What to produce = Please repeat word for word the part of the hepatitis C treatment passage below that opens with the words containing "There are a" and closes with "a preferred regimen.".

Document section =
══════

The goal of HCV treatment is to cure the virus, which can be done with a combination of drugs. The specific meds used and the duration of treatment depend on a number of factors, including HCV genotype (genetic structure of the virus), viral load, past treatment experience, degree of liver damage, ability to tolerate the prescribed treatment, and whether the person is waiting for a liver transplant or is a transplant recipient.

There are a number of approved therapies to treat HCV, such as Harvoni (sofosbuvir/ledipasvir), Sovaldi (sofosbuvir) and Olysio (simeprevir). Sovaldi and Olysio may be prescribed together, or each may be separately combined with ribavirin and in some cases peginterferon as well. Although Victrelis (boceprevir) plus ribavirin and peginterferon is also approved, this regimen is associated with increased side effects and longer duration of treatment, and is therefore not considered a preferred regimen.

When hepatitis C treatment is working, the virus will become undetectable within four to 12 weeks and will remain that way throughout treatment. People are considered cured when they have achieved what is known as a sustained virologic response (SVR), or continuation of this undetectable status, 12 to 24 weeks after completing therapy.

══════

Exercise data =
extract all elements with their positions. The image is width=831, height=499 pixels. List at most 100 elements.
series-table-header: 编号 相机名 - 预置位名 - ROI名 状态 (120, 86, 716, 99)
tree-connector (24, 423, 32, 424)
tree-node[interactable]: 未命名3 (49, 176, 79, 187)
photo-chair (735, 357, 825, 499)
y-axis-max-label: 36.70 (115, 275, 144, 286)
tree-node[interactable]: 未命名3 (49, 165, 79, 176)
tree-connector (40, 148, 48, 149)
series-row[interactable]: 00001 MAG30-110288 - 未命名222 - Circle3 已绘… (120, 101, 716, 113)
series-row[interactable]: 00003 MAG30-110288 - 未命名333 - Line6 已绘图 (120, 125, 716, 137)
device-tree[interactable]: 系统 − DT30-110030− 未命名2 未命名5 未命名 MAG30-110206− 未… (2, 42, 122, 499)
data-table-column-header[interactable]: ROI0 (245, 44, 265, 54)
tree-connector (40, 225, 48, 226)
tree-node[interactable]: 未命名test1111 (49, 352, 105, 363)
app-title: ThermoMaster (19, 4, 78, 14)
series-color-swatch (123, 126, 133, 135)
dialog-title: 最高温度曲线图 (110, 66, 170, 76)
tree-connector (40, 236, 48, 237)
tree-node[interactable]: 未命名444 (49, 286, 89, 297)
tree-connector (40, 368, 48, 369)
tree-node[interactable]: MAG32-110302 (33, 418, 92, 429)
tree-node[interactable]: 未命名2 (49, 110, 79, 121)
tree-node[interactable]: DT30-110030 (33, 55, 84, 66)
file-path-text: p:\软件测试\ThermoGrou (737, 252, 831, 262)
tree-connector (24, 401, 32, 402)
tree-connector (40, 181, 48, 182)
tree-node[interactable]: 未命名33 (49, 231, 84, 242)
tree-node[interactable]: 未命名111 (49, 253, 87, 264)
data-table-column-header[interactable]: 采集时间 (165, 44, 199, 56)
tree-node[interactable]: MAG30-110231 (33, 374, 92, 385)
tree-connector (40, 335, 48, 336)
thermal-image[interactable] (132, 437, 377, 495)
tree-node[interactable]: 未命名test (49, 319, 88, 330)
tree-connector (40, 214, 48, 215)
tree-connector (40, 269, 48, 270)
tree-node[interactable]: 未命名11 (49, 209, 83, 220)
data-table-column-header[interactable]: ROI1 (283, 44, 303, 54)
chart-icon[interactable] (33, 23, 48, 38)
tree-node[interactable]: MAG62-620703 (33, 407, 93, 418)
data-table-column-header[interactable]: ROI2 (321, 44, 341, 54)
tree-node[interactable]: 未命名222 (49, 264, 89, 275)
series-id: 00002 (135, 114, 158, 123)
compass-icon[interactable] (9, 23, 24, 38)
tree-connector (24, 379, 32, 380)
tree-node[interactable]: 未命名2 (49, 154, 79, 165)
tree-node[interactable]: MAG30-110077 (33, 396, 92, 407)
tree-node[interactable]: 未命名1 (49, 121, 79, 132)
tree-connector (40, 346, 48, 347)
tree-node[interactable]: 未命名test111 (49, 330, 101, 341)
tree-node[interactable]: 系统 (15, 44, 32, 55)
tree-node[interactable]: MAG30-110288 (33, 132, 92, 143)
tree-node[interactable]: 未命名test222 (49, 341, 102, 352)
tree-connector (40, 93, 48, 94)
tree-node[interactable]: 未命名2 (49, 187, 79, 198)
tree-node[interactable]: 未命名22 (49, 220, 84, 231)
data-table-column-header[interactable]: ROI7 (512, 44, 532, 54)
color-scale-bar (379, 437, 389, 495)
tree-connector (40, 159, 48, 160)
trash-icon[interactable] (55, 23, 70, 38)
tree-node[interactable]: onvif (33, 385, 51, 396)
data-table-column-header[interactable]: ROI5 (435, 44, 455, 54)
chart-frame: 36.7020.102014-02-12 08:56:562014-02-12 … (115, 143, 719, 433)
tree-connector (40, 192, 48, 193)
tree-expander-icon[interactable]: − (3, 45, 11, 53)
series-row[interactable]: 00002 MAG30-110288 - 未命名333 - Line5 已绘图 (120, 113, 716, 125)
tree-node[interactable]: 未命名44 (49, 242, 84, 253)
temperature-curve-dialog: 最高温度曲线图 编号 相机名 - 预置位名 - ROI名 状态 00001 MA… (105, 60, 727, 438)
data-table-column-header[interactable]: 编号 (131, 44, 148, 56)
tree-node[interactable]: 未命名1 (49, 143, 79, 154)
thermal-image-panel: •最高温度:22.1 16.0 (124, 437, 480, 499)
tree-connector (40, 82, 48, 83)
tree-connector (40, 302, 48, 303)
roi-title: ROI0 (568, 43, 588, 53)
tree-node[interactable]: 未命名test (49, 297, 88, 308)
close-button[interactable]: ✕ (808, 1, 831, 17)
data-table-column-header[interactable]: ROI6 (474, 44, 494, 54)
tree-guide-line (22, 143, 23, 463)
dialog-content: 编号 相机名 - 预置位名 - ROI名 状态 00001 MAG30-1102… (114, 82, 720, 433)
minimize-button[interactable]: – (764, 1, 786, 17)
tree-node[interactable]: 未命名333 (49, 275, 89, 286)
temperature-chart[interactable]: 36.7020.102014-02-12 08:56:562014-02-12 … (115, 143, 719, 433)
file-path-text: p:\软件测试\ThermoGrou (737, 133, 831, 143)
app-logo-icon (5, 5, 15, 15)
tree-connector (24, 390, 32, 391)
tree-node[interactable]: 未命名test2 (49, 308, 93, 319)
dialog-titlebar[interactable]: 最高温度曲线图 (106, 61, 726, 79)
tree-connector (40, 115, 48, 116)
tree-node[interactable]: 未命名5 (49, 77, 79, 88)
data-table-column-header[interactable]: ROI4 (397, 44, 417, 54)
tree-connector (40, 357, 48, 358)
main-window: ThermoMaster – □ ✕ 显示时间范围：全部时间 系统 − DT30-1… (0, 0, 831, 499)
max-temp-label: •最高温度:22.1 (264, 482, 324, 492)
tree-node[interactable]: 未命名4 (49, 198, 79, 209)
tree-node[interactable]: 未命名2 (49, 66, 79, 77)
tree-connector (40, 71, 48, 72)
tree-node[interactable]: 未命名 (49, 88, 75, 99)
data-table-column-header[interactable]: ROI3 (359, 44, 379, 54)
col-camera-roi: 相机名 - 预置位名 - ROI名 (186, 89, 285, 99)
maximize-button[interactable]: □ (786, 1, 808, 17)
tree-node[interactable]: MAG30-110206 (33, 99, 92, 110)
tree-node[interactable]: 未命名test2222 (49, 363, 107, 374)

══════

Exercise response =
There are a number of approved therapies to treat HCV, such as Harvoni (sofosbuvir/ledipasvir), Sovaldi (sofosbuvir) and Olysio (simeprevir). Sovaldi and Olysio may be prescribed together, or each may be separately combined with ribavirin and in some cases peginterferon as well. Although Victrelis (boceprevir) plus ribavirin and peginterferon is also approved, this regimen is associated with increased side effects and longer duration of treatment, and is therefore not considered a preferred regimen.